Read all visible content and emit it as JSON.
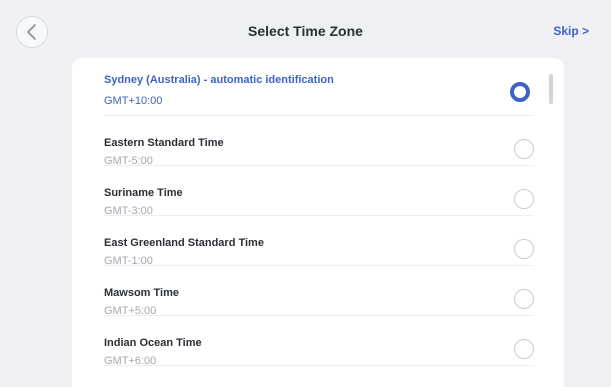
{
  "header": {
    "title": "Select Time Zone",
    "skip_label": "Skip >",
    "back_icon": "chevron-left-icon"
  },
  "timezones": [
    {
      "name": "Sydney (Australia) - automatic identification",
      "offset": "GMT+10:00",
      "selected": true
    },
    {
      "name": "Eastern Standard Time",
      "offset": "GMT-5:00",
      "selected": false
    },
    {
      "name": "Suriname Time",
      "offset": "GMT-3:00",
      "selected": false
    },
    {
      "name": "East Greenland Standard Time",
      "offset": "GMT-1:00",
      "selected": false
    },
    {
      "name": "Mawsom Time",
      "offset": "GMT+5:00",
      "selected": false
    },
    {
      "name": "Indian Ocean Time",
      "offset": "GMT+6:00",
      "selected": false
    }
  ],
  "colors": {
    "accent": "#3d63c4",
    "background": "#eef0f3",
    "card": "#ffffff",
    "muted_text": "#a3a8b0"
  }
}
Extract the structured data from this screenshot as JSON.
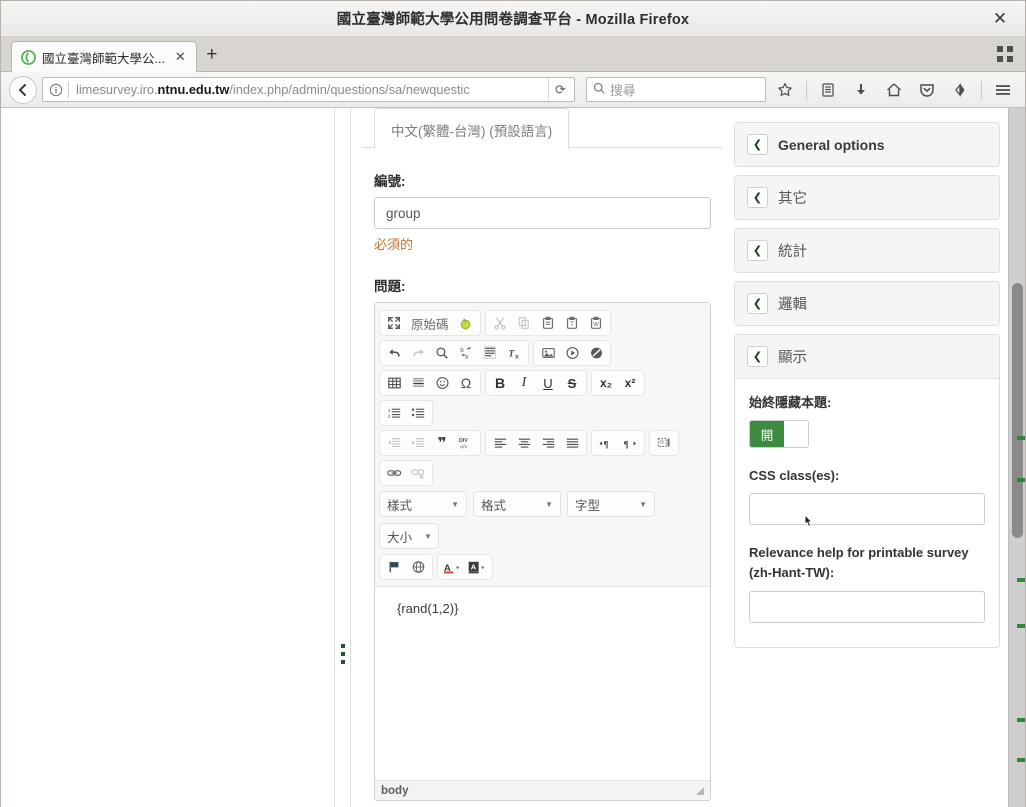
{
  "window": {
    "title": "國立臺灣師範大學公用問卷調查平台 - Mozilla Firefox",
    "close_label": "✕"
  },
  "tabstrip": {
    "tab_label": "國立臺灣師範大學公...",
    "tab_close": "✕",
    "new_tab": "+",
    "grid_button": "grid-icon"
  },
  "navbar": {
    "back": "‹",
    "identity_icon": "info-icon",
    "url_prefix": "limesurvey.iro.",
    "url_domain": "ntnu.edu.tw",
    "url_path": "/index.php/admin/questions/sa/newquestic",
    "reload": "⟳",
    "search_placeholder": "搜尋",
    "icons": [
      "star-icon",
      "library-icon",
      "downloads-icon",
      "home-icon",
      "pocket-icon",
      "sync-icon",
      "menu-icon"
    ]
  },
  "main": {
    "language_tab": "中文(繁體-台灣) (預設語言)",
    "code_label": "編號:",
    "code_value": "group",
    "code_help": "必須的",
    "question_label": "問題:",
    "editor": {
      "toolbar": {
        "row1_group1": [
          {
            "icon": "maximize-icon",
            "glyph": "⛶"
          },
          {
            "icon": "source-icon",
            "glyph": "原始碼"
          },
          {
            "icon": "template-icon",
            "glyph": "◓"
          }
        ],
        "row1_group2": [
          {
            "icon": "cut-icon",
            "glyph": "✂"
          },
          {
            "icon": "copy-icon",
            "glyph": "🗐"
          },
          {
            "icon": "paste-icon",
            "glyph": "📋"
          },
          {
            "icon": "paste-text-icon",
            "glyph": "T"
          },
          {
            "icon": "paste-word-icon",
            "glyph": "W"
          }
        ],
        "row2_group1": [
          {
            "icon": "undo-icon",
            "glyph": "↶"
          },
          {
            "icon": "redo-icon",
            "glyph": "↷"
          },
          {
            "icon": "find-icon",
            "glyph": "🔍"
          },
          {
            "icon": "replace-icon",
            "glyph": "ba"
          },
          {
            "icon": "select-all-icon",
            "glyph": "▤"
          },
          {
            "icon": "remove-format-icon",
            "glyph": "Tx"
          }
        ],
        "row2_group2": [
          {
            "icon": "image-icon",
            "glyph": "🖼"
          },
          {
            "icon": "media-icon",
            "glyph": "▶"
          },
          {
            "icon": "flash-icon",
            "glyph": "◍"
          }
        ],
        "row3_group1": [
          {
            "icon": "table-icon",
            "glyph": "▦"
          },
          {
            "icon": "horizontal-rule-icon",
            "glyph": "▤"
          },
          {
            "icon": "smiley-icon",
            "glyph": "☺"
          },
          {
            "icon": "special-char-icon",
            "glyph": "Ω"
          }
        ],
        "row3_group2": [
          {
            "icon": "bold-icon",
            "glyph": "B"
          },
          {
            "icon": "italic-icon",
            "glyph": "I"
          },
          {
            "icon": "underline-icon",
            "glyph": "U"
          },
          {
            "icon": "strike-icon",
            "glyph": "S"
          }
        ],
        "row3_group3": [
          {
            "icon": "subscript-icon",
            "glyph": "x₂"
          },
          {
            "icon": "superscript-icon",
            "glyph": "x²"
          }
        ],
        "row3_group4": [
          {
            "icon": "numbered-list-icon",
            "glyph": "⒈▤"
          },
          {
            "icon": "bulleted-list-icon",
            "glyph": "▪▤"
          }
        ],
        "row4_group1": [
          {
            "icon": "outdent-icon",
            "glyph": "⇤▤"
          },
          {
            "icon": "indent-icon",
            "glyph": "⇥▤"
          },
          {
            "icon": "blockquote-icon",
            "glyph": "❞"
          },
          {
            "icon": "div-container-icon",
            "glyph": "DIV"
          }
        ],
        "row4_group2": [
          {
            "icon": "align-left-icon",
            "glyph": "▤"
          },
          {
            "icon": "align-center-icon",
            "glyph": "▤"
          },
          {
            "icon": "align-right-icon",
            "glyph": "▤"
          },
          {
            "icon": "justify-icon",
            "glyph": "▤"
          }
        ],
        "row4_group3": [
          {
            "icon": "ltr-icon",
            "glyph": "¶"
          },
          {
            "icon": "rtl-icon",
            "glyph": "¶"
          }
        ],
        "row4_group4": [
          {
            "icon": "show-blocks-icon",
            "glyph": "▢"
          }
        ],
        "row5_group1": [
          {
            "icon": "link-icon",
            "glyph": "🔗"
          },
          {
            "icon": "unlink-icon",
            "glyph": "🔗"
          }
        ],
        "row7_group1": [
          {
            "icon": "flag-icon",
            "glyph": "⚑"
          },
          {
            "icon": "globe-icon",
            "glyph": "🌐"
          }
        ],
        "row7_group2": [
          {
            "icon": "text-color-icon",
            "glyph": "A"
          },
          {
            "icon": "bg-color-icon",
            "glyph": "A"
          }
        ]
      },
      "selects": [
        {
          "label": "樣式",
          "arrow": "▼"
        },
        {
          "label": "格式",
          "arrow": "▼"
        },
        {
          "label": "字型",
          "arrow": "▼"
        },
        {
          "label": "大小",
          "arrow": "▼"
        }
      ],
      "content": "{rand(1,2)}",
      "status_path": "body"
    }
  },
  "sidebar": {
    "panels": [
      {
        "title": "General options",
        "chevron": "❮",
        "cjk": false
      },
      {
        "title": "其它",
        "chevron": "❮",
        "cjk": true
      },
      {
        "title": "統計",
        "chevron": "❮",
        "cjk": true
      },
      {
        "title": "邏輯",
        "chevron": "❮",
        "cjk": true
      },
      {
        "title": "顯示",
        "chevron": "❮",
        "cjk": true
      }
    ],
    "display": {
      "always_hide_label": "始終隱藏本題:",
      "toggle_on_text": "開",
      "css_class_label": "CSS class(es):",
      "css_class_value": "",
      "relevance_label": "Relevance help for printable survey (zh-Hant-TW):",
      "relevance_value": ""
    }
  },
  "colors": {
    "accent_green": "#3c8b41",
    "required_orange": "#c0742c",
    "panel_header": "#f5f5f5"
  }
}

○ ○ ○ ○

SHORT PROBLEM
Reproduce all of the material above word for word. Omit the pictures.

ANSWER TO THE PROBLEM
Read all visible content and emit it as JSON.
{
  "header": {
    "title": "Select Time Zone",
    "skip_label": "Skip >",
    "back_icon": "chevron-left-icon"
  },
  "timezones": [
    {
      "name": "Sydney (Australia) - automatic identification",
      "offset": "GMT+10:00",
      "selected": true
    },
    {
      "name": "Eastern Standard Time",
      "offset": "GMT-5:00",
      "selected": false
    },
    {
      "name": "Suriname Time",
      "offset": "GMT-3:00",
      "selected": false
    },
    {
      "name": "East Greenland Standard Time",
      "offset": "GMT-1:00",
      "selected": false
    },
    {
      "name": "Mawsom Time",
      "offset": "GMT+5:00",
      "selected": false
    },
    {
      "name": "Indian Ocean Time",
      "offset": "GMT+6:00",
      "selected": false
    }
  ],
  "colors": {
    "accent": "#3d63c4",
    "background": "#eef0f3",
    "card": "#ffffff",
    "muted_text": "#a3a8b0"
  }
}
Extract the structured data from this screenshot as JSON.
{
  "window": {
    "title": "國立臺灣師範大學公用問卷調查平台 - Mozilla Firefox",
    "close_label": "✕"
  },
  "tabstrip": {
    "tab_label": "國立臺灣師範大學公...",
    "tab_close": "✕",
    "new_tab": "+",
    "grid_button": "grid-icon"
  },
  "navbar": {
    "back": "‹",
    "identity_icon": "info-icon",
    "url_prefix": "limesurvey.iro.",
    "url_domain": "ntnu.edu.tw",
    "url_path": "/index.php/admin/questions/sa/newquestic",
    "reload": "⟳",
    "search_placeholder": "搜尋",
    "icons": [
      "star-icon",
      "library-icon",
      "downloads-icon",
      "home-icon",
      "pocket-icon",
      "sync-icon",
      "menu-icon"
    ]
  },
  "main": {
    "language_tab": "中文(繁體-台灣) (預設語言)",
    "code_label": "編號:",
    "code_value": "group",
    "code_help": "必須的",
    "question_label": "問題:",
    "editor": {
      "toolbar": {
        "row1_group1": [
          {
            "icon": "maximize-icon",
            "glyph": "⛶"
          },
          {
            "icon": "source-icon",
            "glyph": "原始碼"
          },
          {
            "icon": "template-icon",
            "glyph": "◓"
          }
        ],
        "row1_group2": [
          {
            "icon": "cut-icon",
            "glyph": "✂"
          },
          {
            "icon": "copy-icon",
            "glyph": "🗐"
          },
          {
            "icon": "paste-icon",
            "glyph": "📋"
          },
          {
            "icon": "paste-text-icon",
            "glyph": "T"
          },
          {
            "icon": "paste-word-icon",
            "glyph": "W"
          }
        ],
        "row2_group1": [
          {
            "icon": "undo-icon",
            "glyph": "↶"
          },
          {
            "icon": "redo-icon",
            "glyph": "↷"
          },
          {
            "icon": "find-icon",
            "glyph": "🔍"
          },
          {
            "icon": "replace-icon",
            "glyph": "ba"
          },
          {
            "icon": "select-all-icon",
            "glyph": "▤"
          },
          {
            "icon": "remove-format-icon",
            "glyph": "Tx"
          }
        ],
        "row2_group2": [
          {
            "icon": "image-icon",
            "glyph": "🖼"
          },
          {
            "icon": "media-icon",
            "glyph": "▶"
          },
          {
            "icon": "flash-icon",
            "glyph": "◍"
          }
        ],
        "row3_group1": [
          {
            "icon": "table-icon",
            "glyph": "▦"
          },
          {
            "icon": "horizontal-rule-icon",
            "glyph": "▤"
          },
          {
            "icon": "smiley-icon",
            "glyph": "☺"
          },
          {
            "icon": "special-char-icon",
            "glyph": "Ω"
          }
        ],
        "row3_group2": [
          {
            "icon": "bold-icon",
            "glyph": "B"
          },
          {
            "icon": "italic-icon",
            "glyph": "I"
          },
          {
            "icon": "underline-icon",
            "glyph": "U"
          },
          {
            "icon": "strike-icon",
            "glyph": "S"
          }
        ],
        "row3_group3": [
          {
            "icon": "subscript-icon",
            "glyph": "x₂"
          },
          {
            "icon": "superscript-icon",
            "glyph": "x²"
          }
        ],
        "row3_group4": [
          {
            "icon": "numbered-list-icon",
            "glyph": "⒈▤"
          },
          {
            "icon": "bulleted-list-icon",
            "glyph": "▪▤"
          }
        ],
        "row4_group1": [
          {
            "icon": "outdent-icon",
            "glyph": "⇤▤"
          },
          {
            "icon": "indent-icon",
            "glyph": "⇥▤"
          },
          {
            "icon": "blockquote-icon",
            "glyph": "❞"
          },
          {
            "icon": "div-container-icon",
            "glyph": "DIV"
          }
        ],
        "row4_group2": [
          {
            "icon": "align-left-icon",
            "glyph": "▤"
          },
          {
            "icon": "align-center-icon",
            "glyph": "▤"
          },
          {
            "icon": "align-right-icon",
            "glyph": "▤"
          },
          {
            "icon": "justify-icon",
            "glyph": "▤"
          }
        ],
        "row4_group3": [
          {
            "icon": "ltr-icon",
            "glyph": "¶"
          },
          {
            "icon": "rtl-icon",
            "glyph": "¶"
          }
        ],
        "row4_group4": [
          {
            "icon": "show-blocks-icon",
            "glyph": "▢"
          }
        ],
        "row5_group1": [
          {
            "icon": "link-icon",
            "glyph": "🔗"
          },
          {
            "icon": "unlink-icon",
            "glyph": "🔗"
          }
        ],
        "row7_group1": [
          {
            "icon": "flag-icon",
            "glyph": "⚑"
          },
          {
            "icon": "globe-icon",
            "glyph": "🌐"
          }
        ],
        "row7_group2": [
          {
            "icon": "text-color-icon",
            "glyph": "A"
          },
          {
            "icon": "bg-color-icon",
            "glyph": "A"
          }
        ]
      },
      "selects": [
        {
          "label": "樣式",
          "arrow": "▼"
        },
        {
          "label": "格式",
          "arrow": "▼"
        },
        {
          "label": "字型",
          "arrow": "▼"
        },
        {
          "label": "大小",
          "arrow": "▼"
        }
      ],
      "content": "{rand(1,2)}",
      "status_path": "body"
    }
  },
  "sidebar": {
    "panels": [
      {
        "title": "General options",
        "chevron": "❮",
        "cjk": false
      },
      {
        "title": "其它",
        "chevron": "❮",
        "cjk": true
      },
      {
        "title": "統計",
        "chevron": "❮",
        "cjk": true
      },
      {
        "title": "邏輯",
        "chevron": "❮",
        "cjk": true
      },
      {
        "title": "顯示",
        "chevron": "❮",
        "cjk": true
      }
    ],
    "display": {
      "always_hide_label": "始終隱藏本題:",
      "toggle_on_text": "開",
      "css_class_label": "CSS class(es):",
      "css_class_value": "",
      "relevance_label": "Relevance help for printable survey (zh-Hant-TW):",
      "relevance_value": ""
    }
  },
  "colors": {
    "accent_green": "#3c8b41",
    "required_orange": "#c0742c",
    "panel_header": "#f5f5f5"
  }
}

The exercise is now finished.